- THE REQUEST
In the data below, locate each line with the word "Energy" and list it.

- Stored dataset items

---

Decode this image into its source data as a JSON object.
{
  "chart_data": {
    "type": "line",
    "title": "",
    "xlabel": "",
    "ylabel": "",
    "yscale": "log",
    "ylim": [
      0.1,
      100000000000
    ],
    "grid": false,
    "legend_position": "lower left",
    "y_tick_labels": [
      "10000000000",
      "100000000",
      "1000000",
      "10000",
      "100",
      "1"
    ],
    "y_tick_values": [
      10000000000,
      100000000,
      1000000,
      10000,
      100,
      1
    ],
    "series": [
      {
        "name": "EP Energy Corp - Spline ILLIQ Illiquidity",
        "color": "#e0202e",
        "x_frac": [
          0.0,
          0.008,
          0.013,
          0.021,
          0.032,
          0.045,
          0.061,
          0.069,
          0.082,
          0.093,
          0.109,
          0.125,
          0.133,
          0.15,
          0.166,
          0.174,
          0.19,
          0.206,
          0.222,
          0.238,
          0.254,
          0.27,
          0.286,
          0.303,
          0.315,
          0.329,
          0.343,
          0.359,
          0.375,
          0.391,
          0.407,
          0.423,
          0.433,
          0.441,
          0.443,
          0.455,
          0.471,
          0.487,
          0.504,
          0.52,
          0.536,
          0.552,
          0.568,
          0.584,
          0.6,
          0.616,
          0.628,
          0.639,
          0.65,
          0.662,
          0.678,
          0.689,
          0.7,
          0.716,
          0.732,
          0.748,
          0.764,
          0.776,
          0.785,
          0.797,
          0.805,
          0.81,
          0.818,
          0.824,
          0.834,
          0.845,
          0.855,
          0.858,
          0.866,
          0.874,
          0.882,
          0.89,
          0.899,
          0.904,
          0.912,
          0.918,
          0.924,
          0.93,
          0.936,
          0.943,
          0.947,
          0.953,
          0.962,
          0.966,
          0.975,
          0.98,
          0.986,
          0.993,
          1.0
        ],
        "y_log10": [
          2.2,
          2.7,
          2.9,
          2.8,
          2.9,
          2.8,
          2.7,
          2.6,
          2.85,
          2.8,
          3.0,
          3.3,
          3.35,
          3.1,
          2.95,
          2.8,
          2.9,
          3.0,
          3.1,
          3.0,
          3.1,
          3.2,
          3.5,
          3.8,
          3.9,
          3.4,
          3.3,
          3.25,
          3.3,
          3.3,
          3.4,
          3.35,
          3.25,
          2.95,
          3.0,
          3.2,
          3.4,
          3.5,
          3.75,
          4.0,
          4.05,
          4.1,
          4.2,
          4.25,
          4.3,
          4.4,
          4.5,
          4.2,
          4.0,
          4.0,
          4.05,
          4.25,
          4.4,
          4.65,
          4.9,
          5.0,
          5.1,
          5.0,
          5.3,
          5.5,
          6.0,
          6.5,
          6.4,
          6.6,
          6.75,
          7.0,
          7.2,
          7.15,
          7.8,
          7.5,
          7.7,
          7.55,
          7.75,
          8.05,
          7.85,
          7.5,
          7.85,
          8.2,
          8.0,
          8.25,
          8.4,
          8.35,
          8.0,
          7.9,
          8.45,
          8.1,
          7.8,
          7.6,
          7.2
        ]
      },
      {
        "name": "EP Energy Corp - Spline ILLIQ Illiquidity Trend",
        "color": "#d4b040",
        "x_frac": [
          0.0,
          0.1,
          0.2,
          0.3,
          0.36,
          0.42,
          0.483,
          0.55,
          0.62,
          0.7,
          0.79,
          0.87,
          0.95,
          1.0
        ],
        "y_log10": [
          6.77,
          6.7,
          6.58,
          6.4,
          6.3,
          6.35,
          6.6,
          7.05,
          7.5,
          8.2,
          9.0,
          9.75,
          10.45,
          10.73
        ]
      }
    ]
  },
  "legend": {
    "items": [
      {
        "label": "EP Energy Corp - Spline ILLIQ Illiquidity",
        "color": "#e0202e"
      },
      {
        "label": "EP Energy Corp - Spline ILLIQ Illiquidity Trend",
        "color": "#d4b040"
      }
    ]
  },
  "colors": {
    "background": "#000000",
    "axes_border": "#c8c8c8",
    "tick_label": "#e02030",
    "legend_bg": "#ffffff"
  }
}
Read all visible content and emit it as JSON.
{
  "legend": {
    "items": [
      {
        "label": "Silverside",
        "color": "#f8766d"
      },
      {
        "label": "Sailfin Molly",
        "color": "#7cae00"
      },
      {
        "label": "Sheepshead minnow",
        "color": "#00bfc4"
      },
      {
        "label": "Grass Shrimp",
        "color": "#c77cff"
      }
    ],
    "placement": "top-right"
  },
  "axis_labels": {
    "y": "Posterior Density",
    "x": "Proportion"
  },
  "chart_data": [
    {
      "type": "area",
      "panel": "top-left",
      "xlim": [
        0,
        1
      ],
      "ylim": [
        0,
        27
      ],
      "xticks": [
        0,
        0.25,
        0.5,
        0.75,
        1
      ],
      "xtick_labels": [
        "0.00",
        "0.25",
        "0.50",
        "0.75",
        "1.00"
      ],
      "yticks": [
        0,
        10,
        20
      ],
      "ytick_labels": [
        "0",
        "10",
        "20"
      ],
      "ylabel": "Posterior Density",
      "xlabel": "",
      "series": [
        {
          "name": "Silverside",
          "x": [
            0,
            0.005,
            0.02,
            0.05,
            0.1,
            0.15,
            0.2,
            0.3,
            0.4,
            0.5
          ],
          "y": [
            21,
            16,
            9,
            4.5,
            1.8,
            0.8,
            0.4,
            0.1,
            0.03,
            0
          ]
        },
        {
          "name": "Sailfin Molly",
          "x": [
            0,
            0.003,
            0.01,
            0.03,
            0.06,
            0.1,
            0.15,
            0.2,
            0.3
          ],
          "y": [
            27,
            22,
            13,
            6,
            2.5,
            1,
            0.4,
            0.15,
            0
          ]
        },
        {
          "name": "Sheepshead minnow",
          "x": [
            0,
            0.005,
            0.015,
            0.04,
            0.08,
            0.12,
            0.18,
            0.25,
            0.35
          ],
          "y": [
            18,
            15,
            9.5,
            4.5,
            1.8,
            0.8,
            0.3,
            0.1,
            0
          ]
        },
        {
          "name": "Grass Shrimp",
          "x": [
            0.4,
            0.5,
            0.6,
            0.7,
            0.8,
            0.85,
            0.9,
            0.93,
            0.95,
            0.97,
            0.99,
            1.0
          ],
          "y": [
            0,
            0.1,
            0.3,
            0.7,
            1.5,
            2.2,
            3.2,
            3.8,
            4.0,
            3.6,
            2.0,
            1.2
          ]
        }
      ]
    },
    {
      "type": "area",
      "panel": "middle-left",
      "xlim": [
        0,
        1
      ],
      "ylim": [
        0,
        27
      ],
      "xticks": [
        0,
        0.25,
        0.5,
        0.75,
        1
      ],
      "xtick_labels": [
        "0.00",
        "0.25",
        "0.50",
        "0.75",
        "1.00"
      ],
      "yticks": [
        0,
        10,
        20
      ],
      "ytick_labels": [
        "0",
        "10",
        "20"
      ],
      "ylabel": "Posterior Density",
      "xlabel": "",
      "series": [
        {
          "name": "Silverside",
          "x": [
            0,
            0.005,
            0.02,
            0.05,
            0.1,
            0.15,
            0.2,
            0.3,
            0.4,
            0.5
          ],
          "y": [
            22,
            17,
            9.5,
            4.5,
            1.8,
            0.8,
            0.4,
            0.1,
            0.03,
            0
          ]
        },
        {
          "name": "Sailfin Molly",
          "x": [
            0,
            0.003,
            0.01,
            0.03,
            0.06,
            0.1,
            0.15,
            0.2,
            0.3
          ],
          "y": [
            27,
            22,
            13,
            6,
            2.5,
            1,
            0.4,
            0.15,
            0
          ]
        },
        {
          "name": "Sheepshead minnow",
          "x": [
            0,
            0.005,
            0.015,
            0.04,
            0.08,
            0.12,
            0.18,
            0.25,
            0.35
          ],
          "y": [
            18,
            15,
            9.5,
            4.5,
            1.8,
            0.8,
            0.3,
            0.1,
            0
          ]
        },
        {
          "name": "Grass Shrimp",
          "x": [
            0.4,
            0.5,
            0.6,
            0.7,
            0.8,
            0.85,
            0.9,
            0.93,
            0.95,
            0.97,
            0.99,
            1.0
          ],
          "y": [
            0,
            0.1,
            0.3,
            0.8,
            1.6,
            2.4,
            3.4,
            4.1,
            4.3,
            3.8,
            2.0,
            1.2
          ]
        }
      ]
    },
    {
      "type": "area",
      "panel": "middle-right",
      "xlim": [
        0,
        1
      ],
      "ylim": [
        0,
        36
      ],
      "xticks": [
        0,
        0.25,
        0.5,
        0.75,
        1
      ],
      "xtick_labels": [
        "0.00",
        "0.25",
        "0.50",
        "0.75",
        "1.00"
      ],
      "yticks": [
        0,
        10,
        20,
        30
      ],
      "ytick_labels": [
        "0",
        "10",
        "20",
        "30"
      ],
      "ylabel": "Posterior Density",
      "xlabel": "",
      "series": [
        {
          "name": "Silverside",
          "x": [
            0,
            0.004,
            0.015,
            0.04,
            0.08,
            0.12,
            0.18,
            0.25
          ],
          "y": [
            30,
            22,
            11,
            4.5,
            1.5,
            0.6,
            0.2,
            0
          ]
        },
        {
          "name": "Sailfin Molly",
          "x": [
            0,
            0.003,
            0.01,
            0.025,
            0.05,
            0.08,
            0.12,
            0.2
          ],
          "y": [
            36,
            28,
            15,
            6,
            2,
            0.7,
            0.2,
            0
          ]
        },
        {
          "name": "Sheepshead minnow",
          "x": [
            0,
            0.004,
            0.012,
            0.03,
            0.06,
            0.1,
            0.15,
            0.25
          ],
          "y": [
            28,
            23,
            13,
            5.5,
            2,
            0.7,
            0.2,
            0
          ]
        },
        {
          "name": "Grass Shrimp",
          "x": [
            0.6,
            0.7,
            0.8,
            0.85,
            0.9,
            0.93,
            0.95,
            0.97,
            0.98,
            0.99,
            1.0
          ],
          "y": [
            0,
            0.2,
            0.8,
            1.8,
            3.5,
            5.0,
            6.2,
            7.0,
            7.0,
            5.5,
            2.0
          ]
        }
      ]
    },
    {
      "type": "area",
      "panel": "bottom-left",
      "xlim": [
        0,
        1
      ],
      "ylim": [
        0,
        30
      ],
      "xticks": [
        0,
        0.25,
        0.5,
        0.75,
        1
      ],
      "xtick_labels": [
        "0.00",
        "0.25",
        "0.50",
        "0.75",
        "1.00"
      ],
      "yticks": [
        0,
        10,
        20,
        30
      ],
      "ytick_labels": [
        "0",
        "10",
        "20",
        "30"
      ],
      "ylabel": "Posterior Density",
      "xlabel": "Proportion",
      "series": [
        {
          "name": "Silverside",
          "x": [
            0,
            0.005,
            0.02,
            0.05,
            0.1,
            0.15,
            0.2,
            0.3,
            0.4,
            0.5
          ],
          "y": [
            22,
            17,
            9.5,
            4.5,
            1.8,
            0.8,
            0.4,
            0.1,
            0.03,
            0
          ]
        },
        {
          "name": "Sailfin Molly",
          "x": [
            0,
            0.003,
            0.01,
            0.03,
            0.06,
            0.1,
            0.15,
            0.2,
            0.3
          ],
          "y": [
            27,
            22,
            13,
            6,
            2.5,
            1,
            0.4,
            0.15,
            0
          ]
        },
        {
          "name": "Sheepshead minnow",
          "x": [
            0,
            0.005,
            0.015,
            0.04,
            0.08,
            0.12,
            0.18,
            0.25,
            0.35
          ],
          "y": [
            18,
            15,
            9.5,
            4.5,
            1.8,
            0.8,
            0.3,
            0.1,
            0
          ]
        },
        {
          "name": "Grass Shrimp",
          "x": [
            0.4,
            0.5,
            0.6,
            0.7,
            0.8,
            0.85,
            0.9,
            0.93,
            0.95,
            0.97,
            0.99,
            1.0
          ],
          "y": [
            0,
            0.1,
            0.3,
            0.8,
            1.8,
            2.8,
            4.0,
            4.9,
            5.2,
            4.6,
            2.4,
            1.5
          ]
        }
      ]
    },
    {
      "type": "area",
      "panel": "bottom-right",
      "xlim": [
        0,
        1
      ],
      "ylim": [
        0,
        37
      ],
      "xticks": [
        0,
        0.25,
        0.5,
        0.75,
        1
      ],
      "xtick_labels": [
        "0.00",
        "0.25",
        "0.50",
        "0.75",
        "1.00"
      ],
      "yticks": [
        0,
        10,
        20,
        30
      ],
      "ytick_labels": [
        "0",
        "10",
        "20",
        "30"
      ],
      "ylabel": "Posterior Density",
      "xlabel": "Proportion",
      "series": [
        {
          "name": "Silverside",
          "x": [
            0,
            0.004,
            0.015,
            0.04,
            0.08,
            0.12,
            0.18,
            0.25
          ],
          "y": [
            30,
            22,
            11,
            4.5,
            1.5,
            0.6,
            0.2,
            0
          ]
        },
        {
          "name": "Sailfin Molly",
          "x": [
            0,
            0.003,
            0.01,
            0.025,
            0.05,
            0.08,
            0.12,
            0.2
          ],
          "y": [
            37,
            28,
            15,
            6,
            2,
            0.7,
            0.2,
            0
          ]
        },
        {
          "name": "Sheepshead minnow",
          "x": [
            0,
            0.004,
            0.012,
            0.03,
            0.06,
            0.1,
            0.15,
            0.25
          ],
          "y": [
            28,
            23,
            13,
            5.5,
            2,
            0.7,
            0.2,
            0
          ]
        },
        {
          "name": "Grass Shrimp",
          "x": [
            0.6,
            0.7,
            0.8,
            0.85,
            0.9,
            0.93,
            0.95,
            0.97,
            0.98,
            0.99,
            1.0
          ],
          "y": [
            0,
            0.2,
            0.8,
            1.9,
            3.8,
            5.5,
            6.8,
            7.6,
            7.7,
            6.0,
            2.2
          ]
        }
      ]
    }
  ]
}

---

- ANSWER TO THE PROBLEM
        "name": "EP Energy Corp - Spline ILLIQ Illiquidity",
        "name": "EP Energy Corp - Spline ILLIQ Illiquidity Trend",
        "label": "EP Energy Corp - Spline ILLIQ Illiquidity",
        "label": "EP Energy Corp - Spline ILLIQ Illiquidity Trend",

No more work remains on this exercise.